• [Provided data]:
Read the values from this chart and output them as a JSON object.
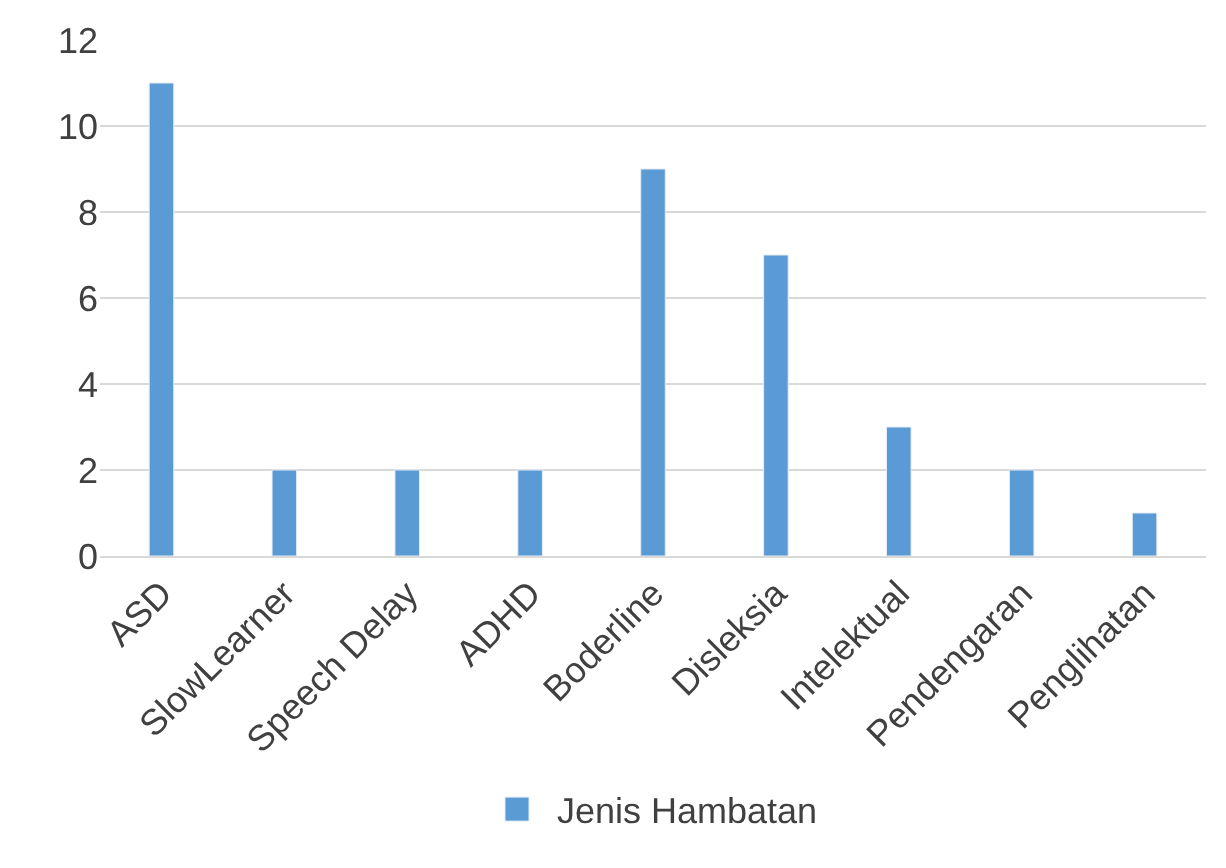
{
  "chart_data": {
    "type": "bar",
    "categories": [
      "ASD",
      "SlowLearner",
      "Speech Delay",
      "ADHD",
      "Boderline",
      "Disleksia",
      "Intelektual",
      "Pendengaran",
      "Penglihatan"
    ],
    "series": [
      {
        "name": "Jenis Hambatan",
        "color": "#5b9bd5",
        "values": [
          11,
          2,
          2,
          2,
          9,
          7,
          3,
          2,
          1
        ]
      }
    ],
    "ylim": [
      0,
      12
    ],
    "yticks": [
      0,
      2,
      4,
      6,
      8,
      10,
      12
    ],
    "grid": "y",
    "legend": "bottom"
  }
}
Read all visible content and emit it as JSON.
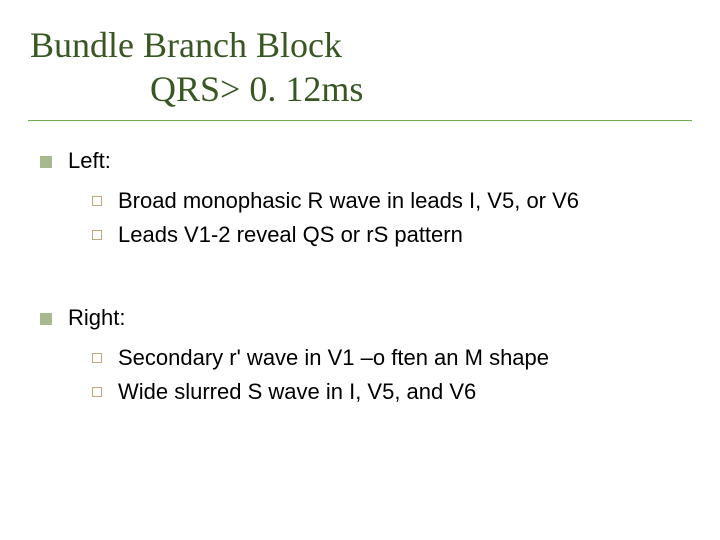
{
  "colors": {
    "title": "#385723",
    "title_underline": "#70ad47",
    "bullet_level1": "#a9b98f",
    "bullet_level2": "#bfa97a",
    "body_text": "#000000",
    "background": "#ffffff"
  },
  "fonts": {
    "title_family": "Times New Roman",
    "title_size_pt": 36,
    "body_family": "Arial",
    "body_size_pt": 22
  },
  "title": {
    "line1": "Bundle Branch Block",
    "line2": "QRS> 0. 12ms"
  },
  "sections": [
    {
      "heading": "Left:",
      "items": [
        "Broad monophasic R wave in leads I, V5, or V6",
        "Leads V1-2 reveal QS or rS pattern"
      ]
    },
    {
      "heading": "Right:",
      "items": [
        "Secondary r' wave in V1 –o ften an M shape",
        "Wide slurred S wave in I, V5, and V6"
      ]
    }
  ]
}
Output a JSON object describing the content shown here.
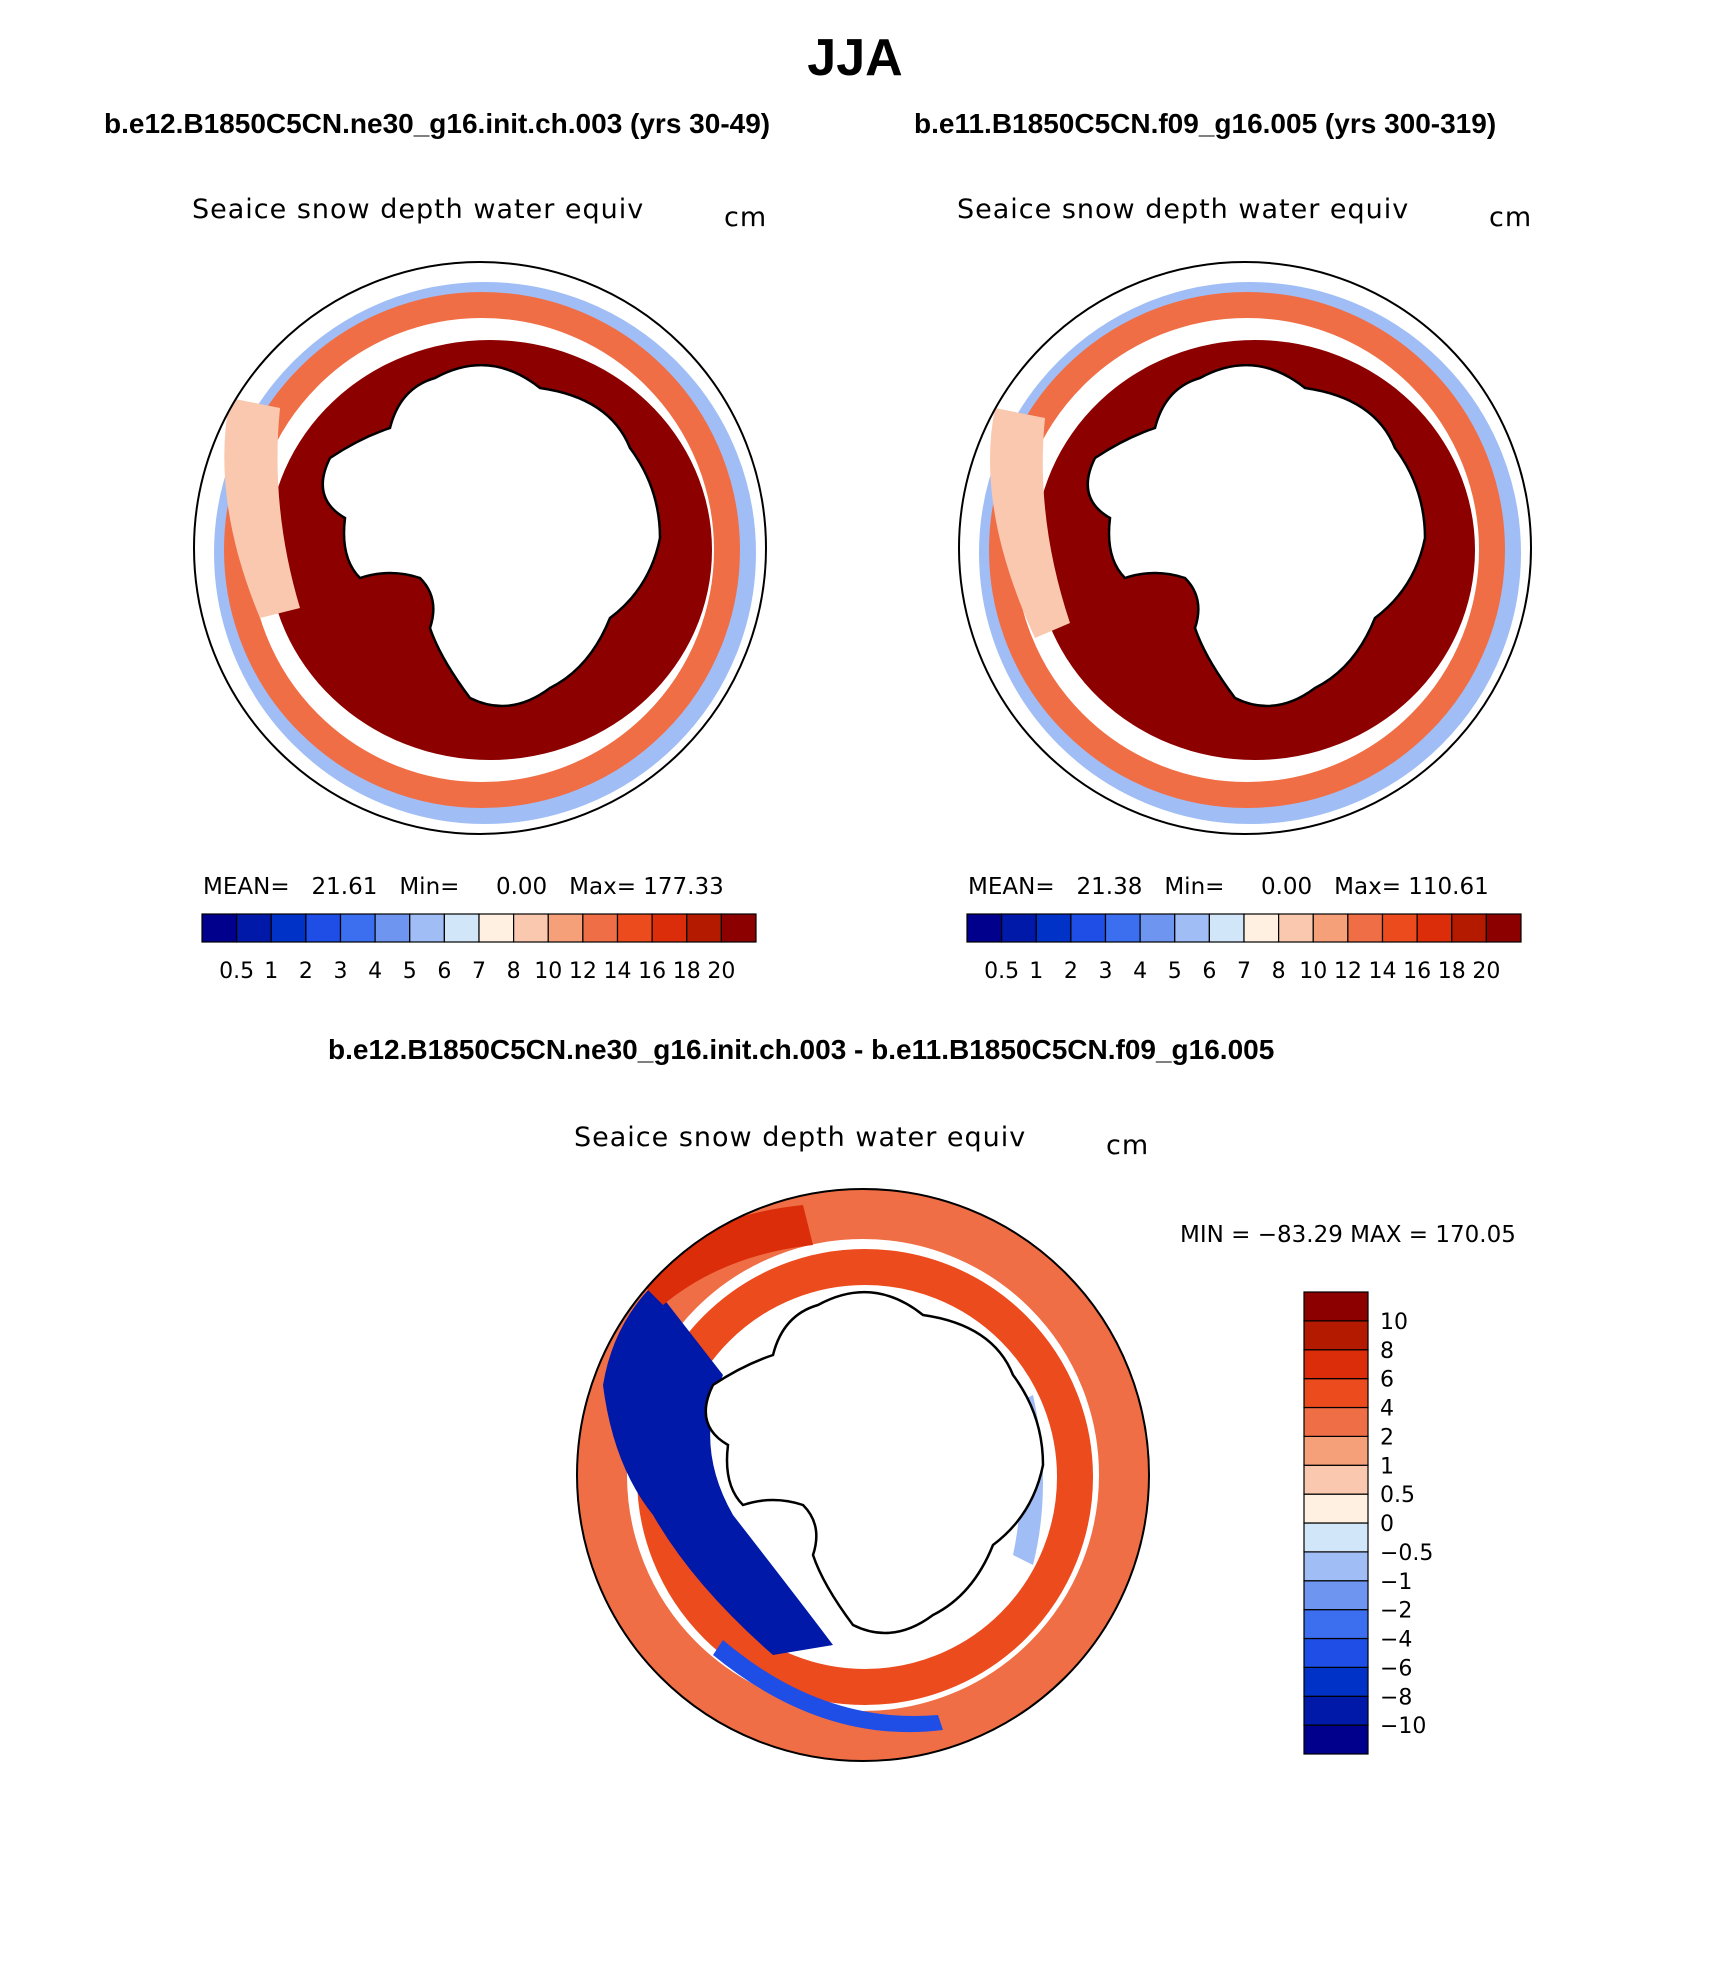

• [Written exercise]: Nothing in the entries above should change when they are printed again, except that the pictures are dropped.

• [Written response]:
Read the values from this chart and output them as a JSON object.
{
  "chart_data": {
    "type": "bar",
    "categories": [
      "ASD",
      "SlowLearner",
      "Speech Delay",
      "ADHD",
      "Boderline",
      "Disleksia",
      "Intelektual",
      "Pendengaran",
      "Penglihatan"
    ],
    "series": [
      {
        "name": "Jenis Hambatan",
        "color": "#5b9bd5",
        "values": [
          11,
          2,
          2,
          2,
          9,
          7,
          3,
          2,
          1
        ]
      }
    ],
    "ylim": [
      0,
      12
    ],
    "yticks": [
      0,
      2,
      4,
      6,
      8,
      10,
      12
    ],
    "grid": "y",
    "legend": "bottom"
  }
}
Read all visible content and emit it as JSON.
{
  "colors": {
    "title": "#385723",
    "title_underline": "#70ad47",
    "bullet_level1": "#a9b98f",
    "bullet_level2": "#bfa97a",
    "body_text": "#000000",
    "background": "#ffffff"
  },
  "fonts": {
    "title_family": "Times New Roman",
    "title_size_pt": 36,
    "body_family": "Arial",
    "body_size_pt": 22
  },
  "title": {
    "line1": "Bundle Branch Block",
    "line2": "QRS> 0. 12ms"
  },
  "sections": [
    {
      "heading": "Left:",
      "items": [
        "Broad monophasic R wave in leads I, V5, or V6",
        "Leads V1-2 reveal QS or rS pattern"
      ]
    },
    {
      "heading": "Right:",
      "items": [
        "Secondary r' wave in V1 –o ften an M shape",
        "Wide slurred S wave in I, V5, and V6"
      ]
    }
  ]
}
Output a JSON object describing the content shown here.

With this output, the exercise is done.